Collection entries
———
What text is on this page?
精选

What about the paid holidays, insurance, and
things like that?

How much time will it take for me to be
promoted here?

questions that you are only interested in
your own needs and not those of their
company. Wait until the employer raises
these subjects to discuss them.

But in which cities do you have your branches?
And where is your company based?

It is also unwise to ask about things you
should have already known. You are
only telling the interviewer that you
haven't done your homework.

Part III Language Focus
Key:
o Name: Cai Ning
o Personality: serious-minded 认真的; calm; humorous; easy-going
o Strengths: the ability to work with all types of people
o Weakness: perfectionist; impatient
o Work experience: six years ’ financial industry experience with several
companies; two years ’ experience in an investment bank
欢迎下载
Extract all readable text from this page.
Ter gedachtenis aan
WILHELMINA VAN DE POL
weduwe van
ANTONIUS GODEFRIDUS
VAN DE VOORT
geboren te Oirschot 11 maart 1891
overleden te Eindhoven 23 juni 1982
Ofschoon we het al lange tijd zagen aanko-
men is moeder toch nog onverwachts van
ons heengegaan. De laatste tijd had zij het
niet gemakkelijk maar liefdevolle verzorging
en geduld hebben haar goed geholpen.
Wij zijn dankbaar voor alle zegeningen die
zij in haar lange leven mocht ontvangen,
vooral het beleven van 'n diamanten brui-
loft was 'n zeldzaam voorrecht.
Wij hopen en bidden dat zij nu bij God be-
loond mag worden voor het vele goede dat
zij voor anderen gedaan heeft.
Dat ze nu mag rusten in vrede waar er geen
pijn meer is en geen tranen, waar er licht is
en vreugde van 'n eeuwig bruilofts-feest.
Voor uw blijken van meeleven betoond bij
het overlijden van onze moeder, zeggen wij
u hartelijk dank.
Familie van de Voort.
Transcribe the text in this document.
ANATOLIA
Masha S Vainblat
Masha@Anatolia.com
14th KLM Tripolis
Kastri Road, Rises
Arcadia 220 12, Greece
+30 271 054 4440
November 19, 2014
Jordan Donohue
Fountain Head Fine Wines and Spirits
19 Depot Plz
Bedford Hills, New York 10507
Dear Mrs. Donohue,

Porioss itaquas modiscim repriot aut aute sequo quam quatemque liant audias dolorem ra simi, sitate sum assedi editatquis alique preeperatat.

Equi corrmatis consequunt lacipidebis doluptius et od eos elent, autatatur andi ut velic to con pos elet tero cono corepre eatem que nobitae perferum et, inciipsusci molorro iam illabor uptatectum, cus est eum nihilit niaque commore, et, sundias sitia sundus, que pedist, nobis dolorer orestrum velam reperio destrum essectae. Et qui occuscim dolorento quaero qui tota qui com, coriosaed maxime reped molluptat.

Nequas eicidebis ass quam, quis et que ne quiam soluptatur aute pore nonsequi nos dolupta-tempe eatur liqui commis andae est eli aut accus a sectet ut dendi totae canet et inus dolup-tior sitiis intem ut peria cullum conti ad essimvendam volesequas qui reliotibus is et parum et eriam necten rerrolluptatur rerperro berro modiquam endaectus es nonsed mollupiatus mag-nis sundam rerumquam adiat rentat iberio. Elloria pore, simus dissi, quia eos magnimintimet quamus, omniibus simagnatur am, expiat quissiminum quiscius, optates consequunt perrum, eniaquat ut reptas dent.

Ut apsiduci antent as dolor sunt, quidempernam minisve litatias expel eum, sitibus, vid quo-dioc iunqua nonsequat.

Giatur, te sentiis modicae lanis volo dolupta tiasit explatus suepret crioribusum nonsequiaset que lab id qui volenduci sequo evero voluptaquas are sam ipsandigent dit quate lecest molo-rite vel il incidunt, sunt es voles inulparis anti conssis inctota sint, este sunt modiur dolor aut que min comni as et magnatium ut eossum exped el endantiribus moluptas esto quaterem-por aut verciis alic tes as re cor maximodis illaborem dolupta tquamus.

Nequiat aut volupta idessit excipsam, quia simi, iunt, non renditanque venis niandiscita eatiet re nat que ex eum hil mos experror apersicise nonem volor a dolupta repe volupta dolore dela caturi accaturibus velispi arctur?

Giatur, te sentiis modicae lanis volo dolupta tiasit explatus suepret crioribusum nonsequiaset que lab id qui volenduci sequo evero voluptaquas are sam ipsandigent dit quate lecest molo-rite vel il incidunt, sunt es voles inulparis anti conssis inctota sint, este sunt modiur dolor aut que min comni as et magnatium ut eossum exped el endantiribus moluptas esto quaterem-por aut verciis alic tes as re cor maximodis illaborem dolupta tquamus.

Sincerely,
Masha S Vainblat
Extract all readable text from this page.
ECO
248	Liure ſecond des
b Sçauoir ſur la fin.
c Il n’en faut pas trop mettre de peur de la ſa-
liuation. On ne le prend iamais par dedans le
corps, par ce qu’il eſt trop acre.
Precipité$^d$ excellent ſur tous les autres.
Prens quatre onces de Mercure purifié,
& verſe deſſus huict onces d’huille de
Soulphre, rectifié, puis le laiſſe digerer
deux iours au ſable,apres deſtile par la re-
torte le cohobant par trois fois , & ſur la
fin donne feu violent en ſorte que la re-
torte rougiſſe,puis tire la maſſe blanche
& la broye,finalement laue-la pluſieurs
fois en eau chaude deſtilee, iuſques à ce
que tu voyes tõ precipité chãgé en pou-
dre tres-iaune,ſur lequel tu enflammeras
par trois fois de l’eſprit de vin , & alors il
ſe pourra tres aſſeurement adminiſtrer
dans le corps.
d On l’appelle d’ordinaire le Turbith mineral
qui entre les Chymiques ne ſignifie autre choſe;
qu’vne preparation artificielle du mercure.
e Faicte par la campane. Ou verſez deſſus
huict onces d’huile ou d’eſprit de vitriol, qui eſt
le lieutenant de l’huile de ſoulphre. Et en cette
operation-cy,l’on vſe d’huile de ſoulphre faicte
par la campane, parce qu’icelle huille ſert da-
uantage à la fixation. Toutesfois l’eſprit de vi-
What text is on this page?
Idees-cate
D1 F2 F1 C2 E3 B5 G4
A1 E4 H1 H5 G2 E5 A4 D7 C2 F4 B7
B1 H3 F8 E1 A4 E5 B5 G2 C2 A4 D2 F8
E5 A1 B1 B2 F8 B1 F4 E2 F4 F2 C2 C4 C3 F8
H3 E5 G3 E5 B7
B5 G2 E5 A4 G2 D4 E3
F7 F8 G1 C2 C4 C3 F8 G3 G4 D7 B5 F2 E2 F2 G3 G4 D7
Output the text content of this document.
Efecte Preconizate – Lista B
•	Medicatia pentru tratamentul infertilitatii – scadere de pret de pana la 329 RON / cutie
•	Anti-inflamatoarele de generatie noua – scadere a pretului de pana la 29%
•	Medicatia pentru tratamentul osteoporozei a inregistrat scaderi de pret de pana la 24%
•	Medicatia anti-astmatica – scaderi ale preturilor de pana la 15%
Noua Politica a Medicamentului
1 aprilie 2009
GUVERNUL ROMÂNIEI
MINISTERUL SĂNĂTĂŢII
———
## Task objective
Print every record above exactly as written.

## Correct output
What text is on this page?
精选

What about the paid holidays, insurance, and
things like that?

How much time will it take for me to be
promoted here?

questions that you are only interested in
your own needs and not those of their
company. Wait until the employer raises
these subjects to discuss them.

But in which cities do you have your branches?
And where is your company based?

It is also unwise to ask about things you
should have already known. You are
only telling the interviewer that you
haven't done your homework.

Part III Language Focus
Key:
o Name: Cai Ning
o Personality: serious-minded 认真的; calm; humorous; easy-going
o Strengths: the ability to work with all types of people
o Weakness: perfectionist; impatient
o Work experience: six years ’ financial industry experience with several
companies; two years ’ experience in an investment bank
欢迎下载
Extract all readable text from this page.
Ter gedachtenis aan
WILHELMINA VAN DE POL
weduwe van
ANTONIUS GODEFRIDUS
VAN DE VOORT
geboren te Oirschot 11 maart 1891
overleden te Eindhoven 23 juni 1982
Ofschoon we het al lange tijd zagen aanko-
men is moeder toch nog onverwachts van
ons heengegaan. De laatste tijd had zij het
niet gemakkelijk maar liefdevolle verzorging
en geduld hebben haar goed geholpen.
Wij zijn dankbaar voor alle zegeningen die
zij in haar lange leven mocht ontvangen,
vooral het beleven van 'n diamanten brui-
loft was 'n zeldzaam voorrecht.
Wij hopen en bidden dat zij nu bij God be-
loond mag worden voor het vele goede dat
zij voor anderen gedaan heeft.
Dat ze nu mag rusten in vrede waar er geen
pijn meer is en geen tranen, waar er licht is
en vreugde van 'n eeuwig bruilofts-feest.
Voor uw blijken van meeleven betoond bij
het overlijden van onze moeder, zeggen wij
u hartelijk dank.
Familie van de Voort.
Transcribe the text in this document.
ANATOLIA
Masha S Vainblat
Masha@Anatolia.com
14th KLM Tripolis
Kastri Road, Rises
Arcadia 220 12, Greece
+30 271 054 4440
November 19, 2014
Jordan Donohue
Fountain Head Fine Wines and Spirits
19 Depot Plz
Bedford Hills, New York 10507
Dear Mrs. Donohue,

Porioss itaquas modiscim repriot aut aute sequo quam quatemque liant audias dolorem ra simi, sitate sum assedi editatquis alique preeperatat.

Equi corrmatis consequunt lacipidebis doluptius et od eos elent, autatatur andi ut velic to con pos elet tero cono corepre eatem que nobitae perferum et, inciipsusci molorro iam illabor uptatectum, cus est eum nihilit niaque commore, et, sundias sitia sundus, que pedist, nobis dolorer orestrum velam reperio destrum essectae. Et qui occuscim dolorento quaero qui tota qui com, coriosaed maxime reped molluptat.

Nequas eicidebis ass quam, quis et que ne quiam soluptatur aute pore nonsequi nos dolupta-tempe eatur liqui commis andae est eli aut accus a sectet ut dendi totae canet et inus dolup-tior sitiis intem ut peria cullum conti ad essimvendam volesequas qui reliotibus is et parum et eriam necten rerrolluptatur rerperro berro modiquam endaectus es nonsed mollupiatus mag-nis sundam rerumquam adiat rentat iberio. Elloria pore, simus dissi, quia eos magnimintimet quamus, omniibus simagnatur am, expiat quissiminum quiscius, optates consequunt perrum, eniaquat ut reptas dent.

Ut apsiduci antent as dolor sunt, quidempernam minisve litatias expel eum, sitibus, vid quo-dioc iunqua nonsequat.

Giatur, te sentiis modicae lanis volo dolupta tiasit explatus suepret crioribusum nonsequiaset que lab id qui volenduci sequo evero voluptaquas are sam ipsandigent dit quate lecest molo-rite vel il incidunt, sunt es voles inulparis anti conssis inctota sint, este sunt modiur dolor aut que min comni as et magnatium ut eossum exped el endantiribus moluptas esto quaterem-por aut verciis alic tes as re cor maximodis illaborem dolupta tquamus.

Nequiat aut volupta idessit excipsam, quia simi, iunt, non renditanque venis niandiscita eatiet re nat que ex eum hil mos experror apersicise nonem volor a dolupta repe volupta dolore dela caturi accaturibus velispi arctur?

Giatur, te sentiis modicae lanis volo dolupta tiasit explatus suepret crioribusum nonsequiaset que lab id qui volenduci sequo evero voluptaquas are sam ipsandigent dit quate lecest molo-rite vel il incidunt, sunt es voles inulparis anti conssis inctota sint, este sunt modiur dolor aut que min comni as et magnatium ut eossum exped el endantiribus moluptas esto quaterem-por aut verciis alic tes as re cor maximodis illaborem dolupta tquamus.

Sincerely,
Masha S Vainblat
Extract all readable text from this page.
ECO
248	Liure ſecond des
b Sçauoir ſur la fin.
c Il n’en faut pas trop mettre de peur de la ſa-
liuation. On ne le prend iamais par dedans le
corps, par ce qu’il eſt trop acre.
Precipité$^d$ excellent ſur tous les autres.
Prens quatre onces de Mercure purifié,
& verſe deſſus huict onces d’huille de
Soulphre, rectifié, puis le laiſſe digerer
deux iours au ſable,apres deſtile par la re-
torte le cohobant par trois fois , & ſur la
fin donne feu violent en ſorte que la re-
torte rougiſſe,puis tire la maſſe blanche
& la broye,finalement laue-la pluſieurs
fois en eau chaude deſtilee, iuſques à ce
que tu voyes tõ precipité chãgé en pou-
dre tres-iaune,ſur lequel tu enflammeras
par trois fois de l’eſprit de vin , & alors il
ſe pourra tres aſſeurement adminiſtrer
dans le corps.
d On l’appelle d’ordinaire le Turbith mineral
qui entre les Chymiques ne ſignifie autre choſe;
qu’vne preparation artificielle du mercure.
e Faicte par la campane. Ou verſez deſſus
huict onces d’huile ou d’eſprit de vitriol, qui eſt
le lieutenant de l’huile de ſoulphre. Et en cette
operation-cy,l’on vſe d’huile de ſoulphre faicte
par la campane, parce qu’icelle huille ſert da-
uantage à la fixation. Toutesfois l’eſprit de vi-
What text is on this page?
Idees-cate
D1 F2 F1 C2 E3 B5 G4
A1 E4 H1 H5 G2 E5 A4 D7 C2 F4 B7
B1 H3 F8 E1 A4 E5 B5 G2 C2 A4 D2 F8
E5 A1 B1 B2 F8 B1 F4 E2 F4 F2 C2 C4 C3 F8
H3 E5 G3 E5 B7
B5 G2 E5 A4 G2 D4 E3
F7 F8 G1 C2 C4 C3 F8 G3 G4 D7 B5 F2 E2 F2 G3 G4 D7
Output the text content of this document.
Efecte Preconizate – Lista B
•	Medicatia pentru tratamentul infertilitatii – scadere de pret de pana la 329 RON / cutie
•	Anti-inflamatoarele de generatie noua – scadere a pretului de pana la 29%
•	Medicatia pentru tratamentul osteoporozei a inregistrat scaderi de pret de pana la 24%
•	Medicatia anti-astmatica – scaderi ale preturilor de pana la 15%
Noua Politica a Medicamentului
1 aprilie 2009
GUVERNUL ROMÂNIEI
MINISTERUL SĂNĂTĂŢII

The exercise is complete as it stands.